» TASK DESCRIPTION:
Copy out each line below that has the word "adjustments" in it.

Stored data entries:
══════════════════════════════

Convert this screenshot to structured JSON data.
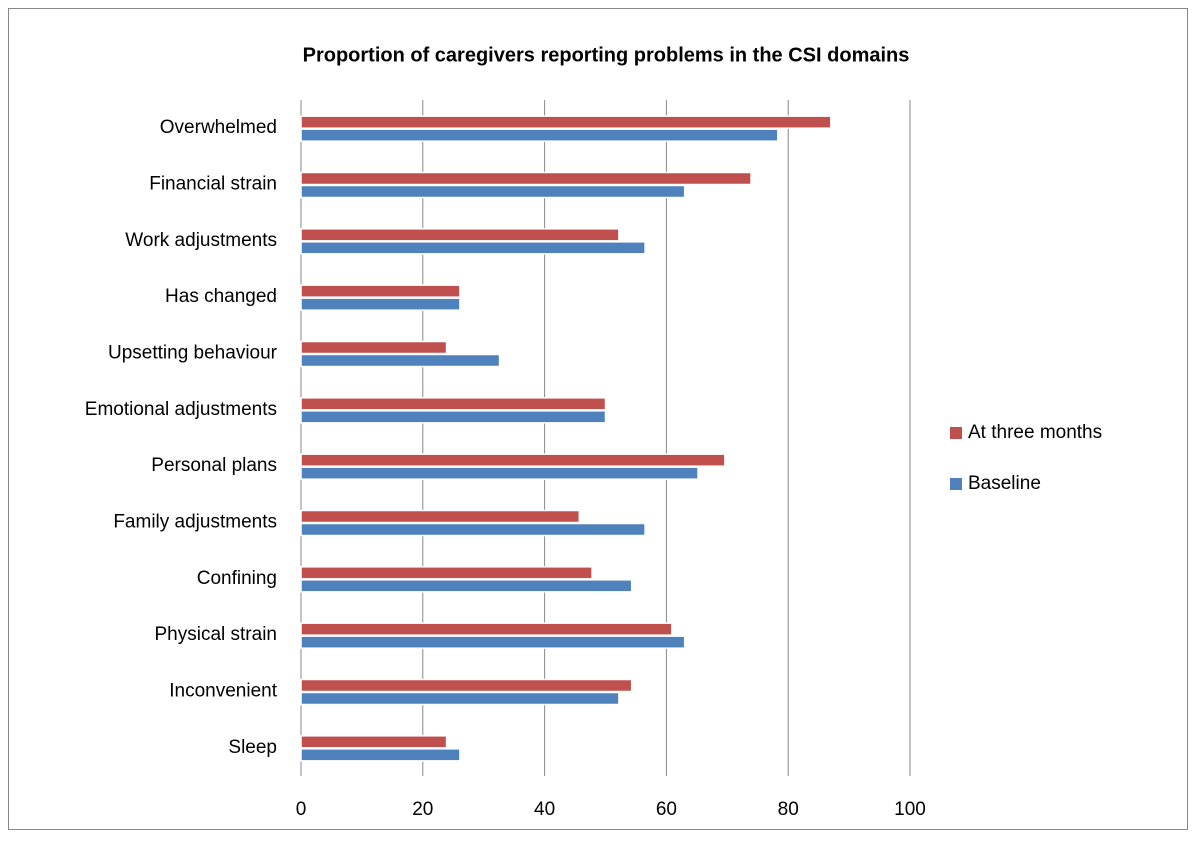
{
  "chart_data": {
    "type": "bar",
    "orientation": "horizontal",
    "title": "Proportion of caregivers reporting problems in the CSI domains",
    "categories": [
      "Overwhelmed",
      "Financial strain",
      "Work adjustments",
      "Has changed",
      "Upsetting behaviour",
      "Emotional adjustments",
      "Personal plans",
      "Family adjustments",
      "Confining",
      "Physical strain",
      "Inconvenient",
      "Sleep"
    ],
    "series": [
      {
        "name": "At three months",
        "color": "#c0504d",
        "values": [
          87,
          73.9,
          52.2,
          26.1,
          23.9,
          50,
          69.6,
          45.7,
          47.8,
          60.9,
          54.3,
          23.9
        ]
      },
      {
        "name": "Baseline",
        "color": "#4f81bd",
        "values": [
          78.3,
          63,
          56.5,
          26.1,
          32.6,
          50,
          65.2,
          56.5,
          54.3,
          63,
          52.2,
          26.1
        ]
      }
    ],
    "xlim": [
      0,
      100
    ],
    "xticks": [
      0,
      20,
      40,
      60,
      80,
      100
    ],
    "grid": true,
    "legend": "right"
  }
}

══════════════════════════════

» WRITTEN REPLY:
      "Work adjustments",
      "Emotional adjustments",
      "Family adjustments",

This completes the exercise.